Print out the entries below with no edits.

[Start DATA PROVIDED]

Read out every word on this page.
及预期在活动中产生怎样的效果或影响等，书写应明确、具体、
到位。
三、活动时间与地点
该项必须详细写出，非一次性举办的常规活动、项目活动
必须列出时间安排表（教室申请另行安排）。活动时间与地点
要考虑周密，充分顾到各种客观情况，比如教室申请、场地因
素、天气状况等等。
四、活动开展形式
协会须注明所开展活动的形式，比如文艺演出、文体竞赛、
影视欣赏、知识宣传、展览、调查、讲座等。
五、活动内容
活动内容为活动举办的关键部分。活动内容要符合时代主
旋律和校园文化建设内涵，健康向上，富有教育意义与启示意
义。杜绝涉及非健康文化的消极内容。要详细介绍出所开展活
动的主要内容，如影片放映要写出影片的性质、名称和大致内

[End DATA PROVIDED]

▸ TASK RESPONSE:
Read out every word on this page.
及预期在活动中产生怎样的效果或影响等，书写应明确、具体、
到位。
三、活动时间与地点
该项必须详细写出，非一次性举办的常规活动、项目活动
必须列出时间安排表（教室申请另行安排）。活动时间与地点
要考虑周密，充分顾到各种客观情况，比如教室申请、场地因
素、天气状况等等。
四、活动开展形式
协会须注明所开展活动的形式，比如文艺演出、文体竞赛、
影视欣赏、知识宣传、展览、调查、讲座等。
五、活动内容
活动内容为活动举办的关键部分。活动内容要符合时代主
旋律和校园文化建设内涵，健康向上，富有教育意义与启示意
义。杜绝涉及非健康文化的消极内容。要详细介绍出所开展活
动的主要内容，如影片放映要写出影片的性质、名称和大致内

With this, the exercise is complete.